-- BEGIN --

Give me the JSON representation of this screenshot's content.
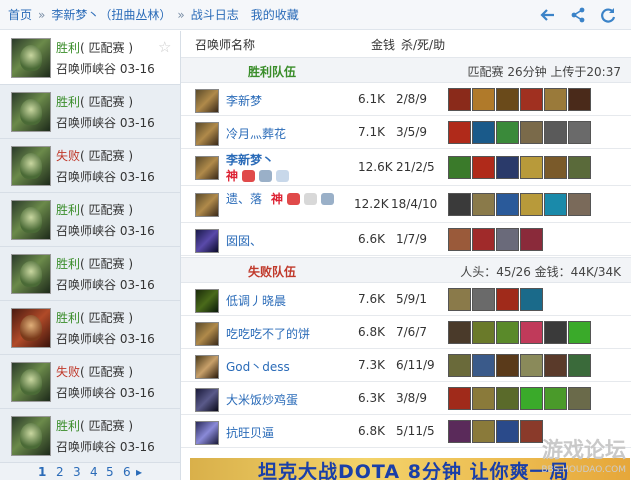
{
  "breadcrumb": {
    "home": "首页",
    "player": "李新梦丶（扭曲丛林）",
    "log": "战斗日志",
    "favorites": "我的收藏",
    "separator": "»"
  },
  "toolbar_icons": [
    "back-arrow-icon",
    "share-icon",
    "refresh-icon"
  ],
  "matches": [
    {
      "result": "胜利",
      "mode": "( 匹配赛 )",
      "map": "召唤师峡谷",
      "date": "03-16"
    },
    {
      "result": "胜利",
      "mode": "( 匹配赛 )",
      "map": "召唤师峡谷",
      "date": "03-16"
    },
    {
      "result": "失败",
      "mode": "( 匹配赛 )",
      "map": "召唤师峡谷",
      "date": "03-16"
    },
    {
      "result": "胜利",
      "mode": "( 匹配赛 )",
      "map": "召唤师峡谷",
      "date": "03-16"
    },
    {
      "result": "胜利",
      "mode": "( 匹配赛 )",
      "map": "召唤师峡谷",
      "date": "03-16"
    },
    {
      "result": "胜利",
      "mode": "( 匹配赛 )",
      "map": "召唤师峡谷",
      "date": "03-16"
    },
    {
      "result": "失败",
      "mode": "( 匹配赛 )",
      "map": "召唤师峡谷",
      "date": "03-16"
    },
    {
      "result": "胜利",
      "mode": "( 匹配赛 )",
      "map": "召唤师峡谷",
      "date": "03-16"
    }
  ],
  "pager": [
    "1",
    "2",
    "3",
    "4",
    "5",
    "6",
    "▸"
  ],
  "table_header": {
    "name": "召唤师名称",
    "money": "金钱",
    "kda": "杀/死/助"
  },
  "winning_team": {
    "label": "胜利队伍",
    "info": "匹配赛 26分钟 上传于20:37",
    "players": [
      {
        "name": "李新梦",
        "money": "6.1K",
        "kda": "2/8/9"
      },
      {
        "name": "冷月灬葬花",
        "money": "7.1K",
        "kda": "3/5/9"
      },
      {
        "name": "李新梦丶",
        "money": "12.6K",
        "kda": "21/2/5",
        "badge": "神"
      },
      {
        "name": "遗、落",
        "money": "12.2K",
        "kda": "18/4/10",
        "badge": "神"
      },
      {
        "name": "囡囡、",
        "money": "6.6K",
        "kda": "1/7/9"
      }
    ]
  },
  "losing_team": {
    "label": "失败队伍",
    "info": "人头：45/26 金钱：44K/34K",
    "players": [
      {
        "name": "低调丿晓晨",
        "money": "7.6K",
        "kda": "5/9/1"
      },
      {
        "name": "吃吃吃不了的饼",
        "money": "6.8K",
        "kda": "7/6/7"
      },
      {
        "name": "God丶dess",
        "money": "7.3K",
        "kda": "6/11/9"
      },
      {
        "name": "大米饭炒鸡蛋",
        "money": "6.3K",
        "kda": "3/8/9"
      },
      {
        "name": "抗旺贝逼",
        "money": "6.8K",
        "kda": "5/11/5"
      }
    ]
  },
  "ad_banner": {
    "text": "坦克大战DOTA 8分钟 让你爽一局"
  },
  "watermark": {
    "title": "游戏论坛",
    "site": "BBS.HOUDAO.COM"
  },
  "colors": {
    "win": "#3a8d2a",
    "lose": "#c0392b",
    "link": "#2a6bb8"
  }
}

-- END --

Transcribe the complete set of entries verbatim. No pictures belong in the copy.

Exercise result:
Give me the JSON representation of this screenshot's content.
{
  "breadcrumb": {
    "home": "首页",
    "player": "李新梦丶（扭曲丛林）",
    "log": "战斗日志",
    "favorites": "我的收藏",
    "separator": "»"
  },
  "toolbar_icons": [
    "back-arrow-icon",
    "share-icon",
    "refresh-icon"
  ],
  "matches": [
    {
      "result": "胜利",
      "mode": "( 匹配赛 )",
      "map": "召唤师峡谷",
      "date": "03-16"
    },
    {
      "result": "胜利",
      "mode": "( 匹配赛 )",
      "map": "召唤师峡谷",
      "date": "03-16"
    },
    {
      "result": "失败",
      "mode": "( 匹配赛 )",
      "map": "召唤师峡谷",
      "date": "03-16"
    },
    {
      "result": "胜利",
      "mode": "( 匹配赛 )",
      "map": "召唤师峡谷",
      "date": "03-16"
    },
    {
      "result": "胜利",
      "mode": "( 匹配赛 )",
      "map": "召唤师峡谷",
      "date": "03-16"
    },
    {
      "result": "胜利",
      "mode": "( 匹配赛 )",
      "map": "召唤师峡谷",
      "date": "03-16"
    },
    {
      "result": "失败",
      "mode": "( 匹配赛 )",
      "map": "召唤师峡谷",
      "date": "03-16"
    },
    {
      "result": "胜利",
      "mode": "( 匹配赛 )",
      "map": "召唤师峡谷",
      "date": "03-16"
    }
  ],
  "pager": [
    "1",
    "2",
    "3",
    "4",
    "5",
    "6",
    "▸"
  ],
  "table_header": {
    "name": "召唤师名称",
    "money": "金钱",
    "kda": "杀/死/助"
  },
  "winning_team": {
    "label": "胜利队伍",
    "info": "匹配赛 26分钟 上传于20:37",
    "players": [
      {
        "name": "李新梦",
        "money": "6.1K",
        "kda": "2/8/9"
      },
      {
        "name": "冷月灬葬花",
        "money": "7.1K",
        "kda": "3/5/9"
      },
      {
        "name": "李新梦丶",
        "money": "12.6K",
        "kda": "21/2/5",
        "badge": "神"
      },
      {
        "name": "遗、落",
        "money": "12.2K",
        "kda": "18/4/10",
        "badge": "神"
      },
      {
        "name": "囡囡、",
        "money": "6.6K",
        "kda": "1/7/9"
      }
    ]
  },
  "losing_team": {
    "label": "失败队伍",
    "info": "人头：45/26 金钱：44K/34K",
    "players": [
      {
        "name": "低调丿晓晨",
        "money": "7.6K",
        "kda": "5/9/1"
      },
      {
        "name": "吃吃吃不了的饼",
        "money": "6.8K",
        "kda": "7/6/7"
      },
      {
        "name": "God丶dess",
        "money": "7.3K",
        "kda": "6/11/9"
      },
      {
        "name": "大米饭炒鸡蛋",
        "money": "6.3K",
        "kda": "3/8/9"
      },
      {
        "name": "抗旺贝逼",
        "money": "6.8K",
        "kda": "5/11/5"
      }
    ]
  },
  "ad_banner": {
    "text": "坦克大战DOTA 8分钟 让你爽一局"
  },
  "watermark": {
    "title": "游戏论坛",
    "site": "BBS.HOUDAO.COM"
  },
  "colors": {
    "win": "#3a8d2a",
    "lose": "#c0392b",
    "link": "#2a6bb8"
  }
}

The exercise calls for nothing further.